## [What the exercise asks]
Go through the listing and return every line with "ATLAS" in it.

[Rows from a figure dataset]
+++
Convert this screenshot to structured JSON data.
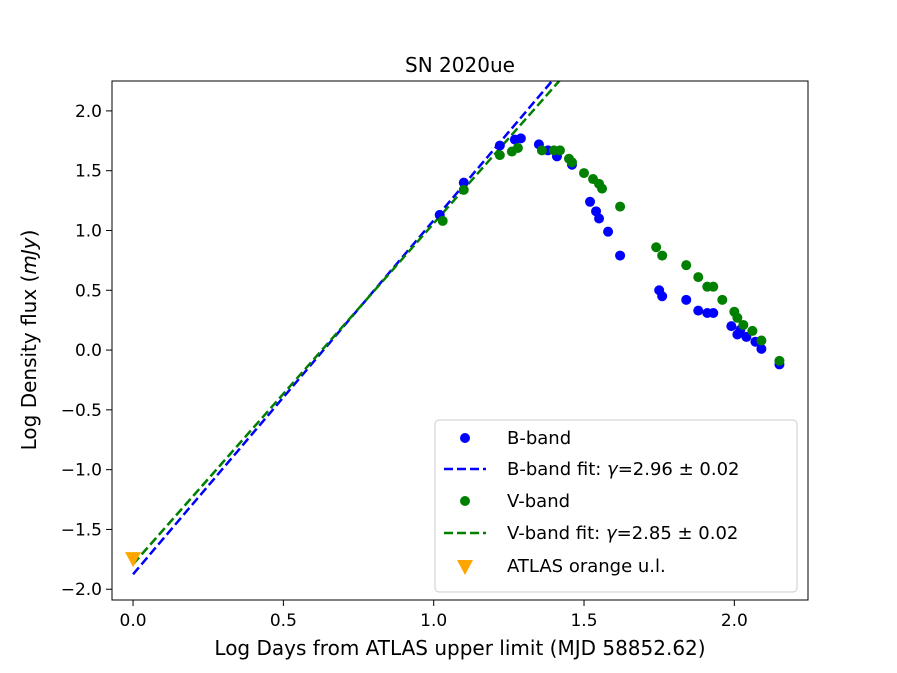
{
  "chart_data": {
    "type": "scatter",
    "title": "SN 2020ue",
    "xlabel": "Log Days from ATLAS upper limit (MJD 58852.62)",
    "ylabel_prefix": "Log Density flux (",
    "ylabel_unit": "mJy",
    "ylabel_suffix": ")",
    "xlim": [
      -0.07,
      2.245
    ],
    "ylim": [
      -2.09,
      2.25
    ],
    "x_ticks": [
      0.0,
      0.5,
      1.0,
      1.5,
      2.0
    ],
    "x_tick_labels": [
      "0.0",
      "0.5",
      "1.0",
      "1.5",
      "2.0"
    ],
    "y_ticks": [
      2.0,
      1.5,
      1.0,
      0.5,
      0.0,
      -0.5,
      -1.0,
      -1.5,
      -2.0
    ],
    "y_tick_labels": [
      "2.0",
      "1.5",
      "1.0",
      "0.5",
      "0.0",
      "−0.5",
      "−1.0",
      "−1.5",
      "−2.0"
    ],
    "grid": false,
    "legend_position": "lower-right",
    "series": [
      {
        "name": "B-band",
        "kind": "points",
        "color": "#0000ff",
        "x": [
          1.02,
          1.1,
          1.22,
          1.27,
          1.29,
          1.35,
          1.38,
          1.41,
          1.46,
          1.52,
          1.54,
          1.55,
          1.58,
          1.62,
          1.75,
          1.76,
          1.84,
          1.88,
          1.91,
          1.93,
          1.99,
          2.01,
          2.02,
          2.04,
          2.07,
          2.09,
          2.15
        ],
        "y": [
          1.13,
          1.4,
          1.71,
          1.76,
          1.77,
          1.72,
          1.67,
          1.62,
          1.55,
          1.24,
          1.16,
          1.1,
          0.99,
          0.79,
          0.5,
          0.45,
          0.42,
          0.33,
          0.31,
          0.31,
          0.2,
          0.13,
          0.17,
          0.11,
          0.07,
          0.01,
          -0.12
        ]
      },
      {
        "name": "B-band fit",
        "kind": "line",
        "color": "#0000ff",
        "label_prefix": "B-band fit: ",
        "label_symbol": "γ",
        "label_value": "=2.96 ± 0.02",
        "slope": 2.96,
        "intercept": -1.875,
        "x_range": [
          0.0,
          1.45
        ]
      },
      {
        "name": "V-band",
        "kind": "points",
        "color": "#008000",
        "x": [
          1.03,
          1.1,
          1.22,
          1.26,
          1.28,
          1.36,
          1.4,
          1.42,
          1.45,
          1.46,
          1.5,
          1.53,
          1.55,
          1.56,
          1.62,
          1.74,
          1.76,
          1.84,
          1.88,
          1.91,
          1.93,
          1.96,
          2.0,
          2.01,
          2.03,
          2.06,
          2.09,
          2.15
        ],
        "y": [
          1.08,
          1.34,
          1.63,
          1.66,
          1.69,
          1.67,
          1.67,
          1.67,
          1.6,
          1.57,
          1.48,
          1.43,
          1.39,
          1.35,
          1.2,
          0.86,
          0.79,
          0.71,
          0.61,
          0.53,
          0.53,
          0.42,
          0.32,
          0.27,
          0.21,
          0.16,
          0.08,
          -0.09
        ]
      },
      {
        "name": "V-band fit",
        "kind": "line",
        "color": "#008000",
        "label_prefix": "V-band fit: ",
        "label_symbol": "γ",
        "label_value": "=2.85 ± 0.02",
        "slope": 2.85,
        "intercept": -1.79,
        "x_range": [
          0.0,
          1.45
        ]
      },
      {
        "name": "ATLAS orange u.l.",
        "kind": "marker",
        "color": "#ffa500",
        "x": [
          0.0
        ],
        "y": [
          -1.74
        ]
      }
    ]
  }
}
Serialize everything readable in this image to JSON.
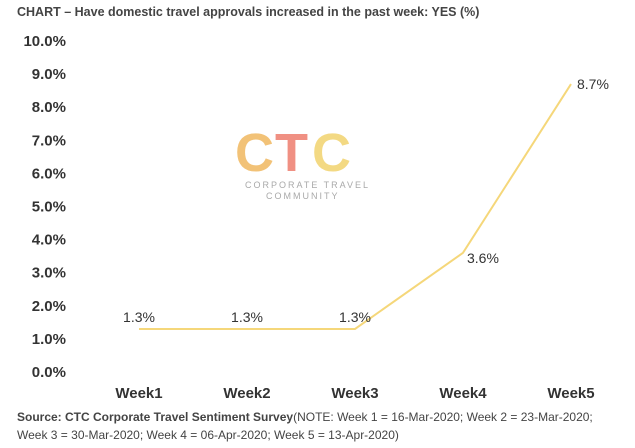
{
  "title": "CHART – Have domestic travel approvals increased in the past week: YES (%)",
  "logo": {
    "text": "CTC",
    "line1": "CORPORATE TRAVEL",
    "line2": "COMMUNITY",
    "colors": {
      "c": "#f0b860",
      "t": "#ee7d6e",
      "c2": "#f2d36e"
    }
  },
  "source": {
    "label": "Source: CTC Corporate Travel Sentiment Survey",
    "note": "(NOTE: Week 1 = 16-Mar-2020; Week 2 = 23-Mar-2020; Week 3 = 30-Mar-2020; Week 4 = 06-Apr-2020; Week 5 = 13-Apr-2020)"
  },
  "chart_data": {
    "type": "line",
    "categories": [
      "Week1",
      "Week2",
      "Week3",
      "Week4",
      "Week5"
    ],
    "values": [
      1.3,
      1.3,
      1.3,
      3.6,
      8.7
    ],
    "data_labels": [
      "1.3%",
      "1.3%",
      "1.3%",
      "3.6%",
      "8.7%"
    ],
    "ylim": [
      0,
      10
    ],
    "yticks": [
      0,
      1,
      2,
      3,
      4,
      5,
      6,
      7,
      8,
      9,
      10
    ],
    "ytick_labels": [
      "0.0%",
      "1.0%",
      "2.0%",
      "3.0%",
      "4.0%",
      "5.0%",
      "6.0%",
      "7.0%",
      "8.0%",
      "9.0%",
      "10.0%"
    ],
    "line_color": "#f5d77a",
    "grid": false,
    "legend": "none"
  }
}
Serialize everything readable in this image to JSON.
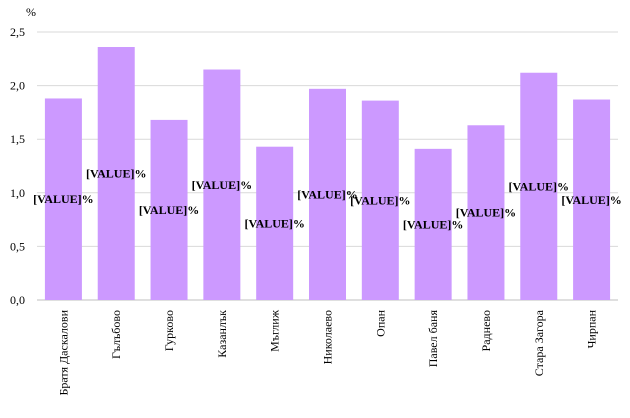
{
  "chart_data": {
    "type": "bar",
    "y_label": "%",
    "categories": [
      "Братя Даскалови",
      "Гълъбово",
      "Гурково",
      "Казанлък",
      "Мъглиж",
      "Николаево",
      "Опан",
      "Павел баня",
      "Раднево",
      "Стара Загора",
      "Чирпан"
    ],
    "values": [
      1.88,
      2.36,
      1.68,
      2.15,
      1.43,
      1.97,
      1.86,
      1.41,
      1.63,
      2.12,
      1.87
    ],
    "value_labels": [
      "[VALUE]%",
      "[VALUE]%",
      "[VALUE]%",
      "[VALUE]%",
      "[VALUE]%",
      "[VALUE]%",
      "[VALUE]%",
      "[VALUE]%",
      "[VALUE]%",
      "[VALUE]%",
      "[VALUE]%"
    ],
    "color": "#cc99ff",
    "ylim": [
      0,
      2.5
    ],
    "yticks": [
      {
        "value": 0,
        "label": "0,0"
      },
      {
        "value": 0.5,
        "label": "0,5"
      },
      {
        "value": 1,
        "label": "1,0"
      },
      {
        "value": 1.5,
        "label": "1,5"
      },
      {
        "value": 2,
        "label": "2,0"
      },
      {
        "value": 2.5,
        "label": "2,5"
      }
    ],
    "grid": true
  }
}
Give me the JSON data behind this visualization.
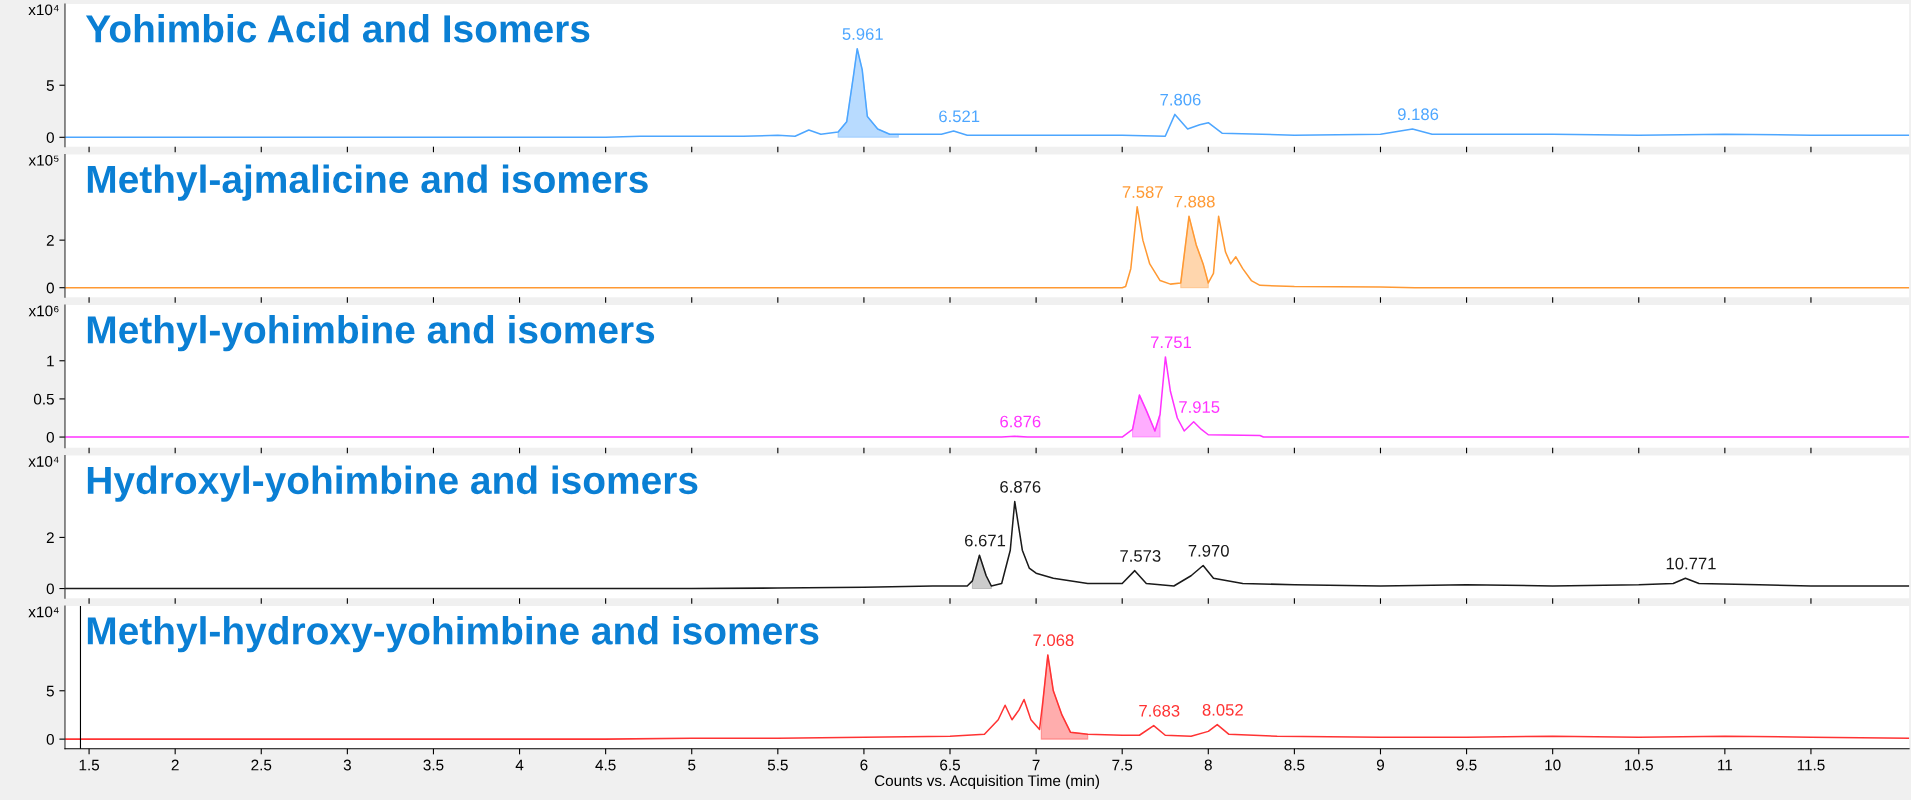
{
  "chart_data": [
    {
      "type": "line",
      "title": "Yohimbic Acid and Isomers",
      "ylabel": "x10⁴",
      "xlim": [
        1.36,
        12.07
      ],
      "ylim": [
        -0.9,
        12.8
      ],
      "yticks": [
        0,
        5
      ],
      "xticks": [
        1.5,
        2,
        2.5,
        3,
        3.5,
        4,
        4.5,
        5,
        5.5,
        6,
        6.5,
        7,
        7.5,
        8,
        8.5,
        9,
        9.5,
        10,
        10.5,
        11,
        11.5
      ],
      "tick_labels": "y",
      "series": [
        {
          "color": "#4da6ff",
          "x": [
            1.36,
            4.5,
            4.7,
            5.3,
            5.5,
            5.6,
            5.68,
            5.75,
            5.85,
            5.9,
            5.94,
            5.961,
            5.99,
            6.02,
            6.08,
            6.15,
            6.3,
            6.45,
            6.521,
            6.6,
            7.0,
            7.5,
            7.75,
            7.806,
            7.88,
            7.95,
            8.0,
            8.08,
            8.5,
            9.0,
            9.186,
            9.3,
            10,
            10.5,
            11,
            11.5,
            12.07
          ],
          "values": [
            0.0,
            0.0,
            0.1,
            0.1,
            0.2,
            0.1,
            0.7,
            0.3,
            0.5,
            1.5,
            6.0,
            8.5,
            6.5,
            2.0,
            0.8,
            0.3,
            0.3,
            0.3,
            0.6,
            0.2,
            0.2,
            0.2,
            0.1,
            2.2,
            0.8,
            1.2,
            1.4,
            0.4,
            0.2,
            0.3,
            0.8,
            0.3,
            0.3,
            0.2,
            0.3,
            0.2,
            0.2
          ]
        },
        {
          "type": "area",
          "color": "#4da6ff",
          "x": [
            5.85,
            5.9,
            5.94,
            5.961,
            5.99,
            6.02,
            6.08,
            6.15,
            6.2
          ],
          "values": [
            0.5,
            1.5,
            6.0,
            8.5,
            6.5,
            2.0,
            0.8,
            0.3,
            0.3
          ]
        }
      ],
      "annotations": [
        {
          "text": "5.961",
          "x": 5.961,
          "y": 8.5
        },
        {
          "text": "6.521",
          "x": 6.521,
          "y": 0.6
        },
        {
          "text": "7.806",
          "x": 7.806,
          "y": 2.2
        },
        {
          "text": "9.186",
          "x": 9.186,
          "y": 0.8
        }
      ]
    },
    {
      "type": "line",
      "title": "Methyl-ajmalicine and isomers",
      "ylabel": "x10⁵",
      "xlim": [
        1.36,
        12.07
      ],
      "ylim": [
        -0.4,
        5.6
      ],
      "yticks": [
        0,
        2
      ],
      "xticks": [
        1.5,
        2,
        2.5,
        3,
        3.5,
        4,
        4.5,
        5,
        5.5,
        6,
        6.5,
        7,
        7.5,
        8,
        8.5,
        9,
        9.5,
        10,
        10.5,
        11,
        11.5
      ],
      "tick_labels": "y",
      "series": [
        {
          "color": "#ff9933",
          "x": [
            1.36,
            7.5,
            7.52,
            7.55,
            7.587,
            7.62,
            7.66,
            7.72,
            7.78,
            7.84,
            7.888,
            7.93,
            7.97,
            8.0,
            8.03,
            8.06,
            8.1,
            8.13,
            8.16,
            8.2,
            8.25,
            8.3,
            8.5,
            9.0,
            9.2,
            12.07
          ],
          "values": [
            0.0,
            0.0,
            0.05,
            0.8,
            3.4,
            2.0,
            1.0,
            0.3,
            0.15,
            0.2,
            3.0,
            1.8,
            1.0,
            0.2,
            0.6,
            3.0,
            1.5,
            1.0,
            1.3,
            0.8,
            0.3,
            0.1,
            0.05,
            0.03,
            0.0,
            0.0
          ]
        },
        {
          "type": "area",
          "color": "#ff9933",
          "x": [
            7.84,
            7.888,
            7.93,
            7.97,
            8.0
          ],
          "values": [
            0.2,
            3.0,
            1.8,
            1.0,
            0.2
          ]
        }
      ],
      "annotations": [
        {
          "text": "7.587",
          "x": 7.587,
          "y": 3.4
        },
        {
          "text": "7.888",
          "x": 7.888,
          "y": 3.0
        }
      ]
    },
    {
      "type": "line",
      "title": "Methyl-yohimbine and isomers",
      "ylabel": "x10⁶",
      "xlim": [
        1.36,
        12.07
      ],
      "ylim": [
        -0.14,
        1.73
      ],
      "yticks": [
        0,
        0.5,
        1
      ],
      "xticks": [
        1.5,
        2,
        2.5,
        3,
        3.5,
        4,
        4.5,
        5,
        5.5,
        6,
        6.5,
        7,
        7.5,
        8,
        8.5,
        9,
        9.5,
        10,
        10.5,
        11,
        11.5
      ],
      "tick_labels": "y",
      "series": [
        {
          "color": "#ff33ff",
          "x": [
            1.36,
            6.8,
            6.876,
            6.95,
            7.5,
            7.56,
            7.6,
            7.64,
            7.69,
            7.72,
            7.751,
            7.78,
            7.82,
            7.86,
            7.915,
            7.96,
            8.0,
            8.3,
            8.32,
            12.07
          ],
          "values": [
            0.0,
            0.0,
            0.01,
            0.0,
            0.0,
            0.1,
            0.55,
            0.35,
            0.08,
            0.3,
            1.05,
            0.6,
            0.25,
            0.08,
            0.2,
            0.1,
            0.03,
            0.02,
            0.0,
            0.0
          ]
        },
        {
          "type": "area",
          "color": "#ff33ff",
          "x": [
            7.56,
            7.6,
            7.64,
            7.69,
            7.72
          ],
          "values": [
            0.1,
            0.55,
            0.35,
            0.08,
            0.3
          ]
        }
      ],
      "annotations": [
        {
          "text": "6.876",
          "x": 6.876,
          "y": 0.01
        },
        {
          "text": "7.751",
          "x": 7.751,
          "y": 1.05
        },
        {
          "text": "7.915",
          "x": 7.915,
          "y": 0.2
        }
      ]
    },
    {
      "type": "line",
      "title": "Hydroxyl-yohimbine and isomers",
      "ylabel": "x10⁴",
      "xlim": [
        1.36,
        12.07
      ],
      "ylim": [
        -0.38,
        5.2
      ],
      "yticks": [
        0,
        2
      ],
      "xticks": [
        1.5,
        2,
        2.5,
        3,
        3.5,
        4,
        4.5,
        5,
        5.5,
        6,
        6.5,
        7,
        7.5,
        8,
        8.5,
        9,
        9.5,
        10,
        10.5,
        11,
        11.5
      ],
      "tick_labels": "y",
      "series": [
        {
          "color": "#1a1a1a",
          "x": [
            1.36,
            5.0,
            5.5,
            6.0,
            6.4,
            6.6,
            6.63,
            6.671,
            6.71,
            6.74,
            6.8,
            6.85,
            6.876,
            6.92,
            6.96,
            7.0,
            7.1,
            7.3,
            7.5,
            7.573,
            7.64,
            7.8,
            7.9,
            7.97,
            8.03,
            8.2,
            8.5,
            9,
            9.5,
            10,
            10.5,
            10.7,
            10.771,
            10.85,
            11.2,
            11.5,
            12.07
          ],
          "values": [
            0.0,
            0.0,
            0.02,
            0.05,
            0.1,
            0.1,
            0.3,
            1.3,
            0.5,
            0.1,
            0.2,
            1.5,
            3.4,
            1.5,
            0.8,
            0.6,
            0.4,
            0.2,
            0.2,
            0.7,
            0.2,
            0.1,
            0.5,
            0.9,
            0.4,
            0.2,
            0.15,
            0.1,
            0.15,
            0.1,
            0.15,
            0.2,
            0.4,
            0.2,
            0.15,
            0.1,
            0.1
          ]
        },
        {
          "type": "area",
          "color": "#7f7f7f",
          "x": [
            6.63,
            6.671,
            6.71,
            6.74
          ],
          "values": [
            0.3,
            1.3,
            0.5,
            0.1
          ]
        }
      ],
      "annotations": [
        {
          "text": "6.671",
          "x": 6.671,
          "y": 1.3
        },
        {
          "text": "6.876",
          "x": 6.876,
          "y": 3.4
        },
        {
          "text": "7.573",
          "x": 7.573,
          "y": 0.7
        },
        {
          "text": "7.970",
          "x": 7.97,
          "y": 0.9
        },
        {
          "text": "10.771",
          "x": 10.771,
          "y": 0.4
        }
      ]
    },
    {
      "type": "line",
      "title": "Methyl-hydroxy-yohimbine and isomers",
      "ylabel": "x10⁴",
      "xlabel": "Counts vs. Acquisition Time (min)",
      "xlim": [
        1.36,
        12.07
      ],
      "ylim": [
        -1.0,
        13.75
      ],
      "yticks": [
        0,
        5
      ],
      "xticks": [
        1.5,
        2,
        2.5,
        3,
        3.5,
        4,
        4.5,
        5,
        5.5,
        6,
        6.5,
        7,
        7.5,
        8,
        8.5,
        9,
        9.5,
        10,
        10.5,
        11,
        11.5
      ],
      "series": [
        {
          "color": "#ff3333",
          "x": [
            1.36,
            4.5,
            5,
            5.5,
            6.0,
            6.5,
            6.7,
            6.78,
            6.82,
            6.86,
            6.9,
            6.93,
            6.97,
            7.02,
            7.04,
            7.068,
            7.1,
            7.15,
            7.2,
            7.3,
            7.5,
            7.6,
            7.683,
            7.75,
            7.9,
            8.0,
            8.052,
            8.12,
            8.4,
            9,
            9.5,
            10,
            10.5,
            11,
            11.5,
            12.07
          ],
          "values": [
            0.0,
            0.0,
            0.1,
            0.1,
            0.2,
            0.3,
            0.5,
            2.0,
            3.5,
            2.0,
            3.0,
            4.1,
            2.0,
            1.0,
            4.0,
            8.7,
            5.0,
            2.5,
            0.7,
            0.5,
            0.4,
            0.4,
            1.4,
            0.4,
            0.3,
            0.8,
            1.5,
            0.5,
            0.3,
            0.2,
            0.2,
            0.3,
            0.2,
            0.3,
            0.2,
            0.1
          ]
        },
        {
          "type": "area",
          "color": "#ff3333",
          "x": [
            7.03,
            7.04,
            7.068,
            7.1,
            7.15,
            7.2,
            7.3
          ],
          "values": [
            1.0,
            4.0,
            8.7,
            5.0,
            2.5,
            0.7,
            0.5
          ]
        }
      ],
      "ref_lines": [
        {
          "axis": "x",
          "value": 1.45,
          "color": "#000000"
        }
      ],
      "annotations": [
        {
          "text": "7.068",
          "x": 7.068,
          "y": 8.7
        },
        {
          "text": "7.683",
          "x": 7.683,
          "y": 1.4
        },
        {
          "text": "8.052",
          "x": 8.052,
          "y": 1.5
        }
      ]
    }
  ]
}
+++
## [Reply to the task]
    "xlabel": "Log Days from ATLAS upper limit (MJD 58852.62)",
        "name": "ATLAS orange u.l.",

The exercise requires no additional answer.